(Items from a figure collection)

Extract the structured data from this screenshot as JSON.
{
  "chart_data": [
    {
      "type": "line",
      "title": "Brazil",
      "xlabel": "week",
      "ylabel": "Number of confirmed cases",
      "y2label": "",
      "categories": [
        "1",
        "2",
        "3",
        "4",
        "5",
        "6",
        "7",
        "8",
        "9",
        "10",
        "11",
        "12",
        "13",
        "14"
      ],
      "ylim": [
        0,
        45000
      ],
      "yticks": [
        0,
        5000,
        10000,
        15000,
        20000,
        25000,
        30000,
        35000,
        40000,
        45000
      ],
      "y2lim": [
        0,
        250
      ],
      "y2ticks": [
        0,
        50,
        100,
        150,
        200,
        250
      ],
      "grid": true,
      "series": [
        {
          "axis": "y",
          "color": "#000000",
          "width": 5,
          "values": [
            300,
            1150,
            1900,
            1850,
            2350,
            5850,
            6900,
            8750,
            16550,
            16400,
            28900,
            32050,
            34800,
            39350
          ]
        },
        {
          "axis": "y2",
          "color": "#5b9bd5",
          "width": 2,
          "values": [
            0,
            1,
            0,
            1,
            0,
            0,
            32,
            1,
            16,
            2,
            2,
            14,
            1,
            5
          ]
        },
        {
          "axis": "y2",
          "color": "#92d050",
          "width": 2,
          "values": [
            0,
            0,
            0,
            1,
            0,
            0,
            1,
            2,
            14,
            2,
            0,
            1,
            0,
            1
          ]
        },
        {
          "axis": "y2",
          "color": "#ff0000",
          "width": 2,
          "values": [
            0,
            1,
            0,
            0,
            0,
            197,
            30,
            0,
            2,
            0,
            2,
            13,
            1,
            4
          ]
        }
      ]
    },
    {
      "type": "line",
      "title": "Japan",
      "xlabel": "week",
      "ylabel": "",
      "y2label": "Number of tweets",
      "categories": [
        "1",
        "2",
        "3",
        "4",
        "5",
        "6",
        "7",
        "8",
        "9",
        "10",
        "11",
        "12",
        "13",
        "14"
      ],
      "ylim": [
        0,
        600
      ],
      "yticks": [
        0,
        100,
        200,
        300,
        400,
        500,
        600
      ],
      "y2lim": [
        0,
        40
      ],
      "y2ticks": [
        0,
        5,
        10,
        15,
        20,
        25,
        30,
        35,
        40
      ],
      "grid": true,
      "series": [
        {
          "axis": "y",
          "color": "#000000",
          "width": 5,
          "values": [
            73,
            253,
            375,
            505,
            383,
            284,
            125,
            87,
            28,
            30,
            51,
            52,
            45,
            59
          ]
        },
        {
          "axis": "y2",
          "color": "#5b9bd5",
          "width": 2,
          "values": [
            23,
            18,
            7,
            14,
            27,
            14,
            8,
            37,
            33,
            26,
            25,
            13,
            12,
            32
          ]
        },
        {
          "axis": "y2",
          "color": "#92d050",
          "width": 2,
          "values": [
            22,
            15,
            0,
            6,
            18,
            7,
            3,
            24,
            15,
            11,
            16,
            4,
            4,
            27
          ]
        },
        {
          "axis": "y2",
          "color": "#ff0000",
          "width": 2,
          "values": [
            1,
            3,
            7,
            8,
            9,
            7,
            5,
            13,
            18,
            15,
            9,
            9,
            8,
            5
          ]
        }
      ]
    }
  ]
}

→ **WHAT IS REQUIRED**: Using the listing above, locate the lines that hold "ylabel" and copy each one.

→ **EXERCISE RESPONSE**:
      "ylabel": "Number of confirmed cases",
      "ylabel": "",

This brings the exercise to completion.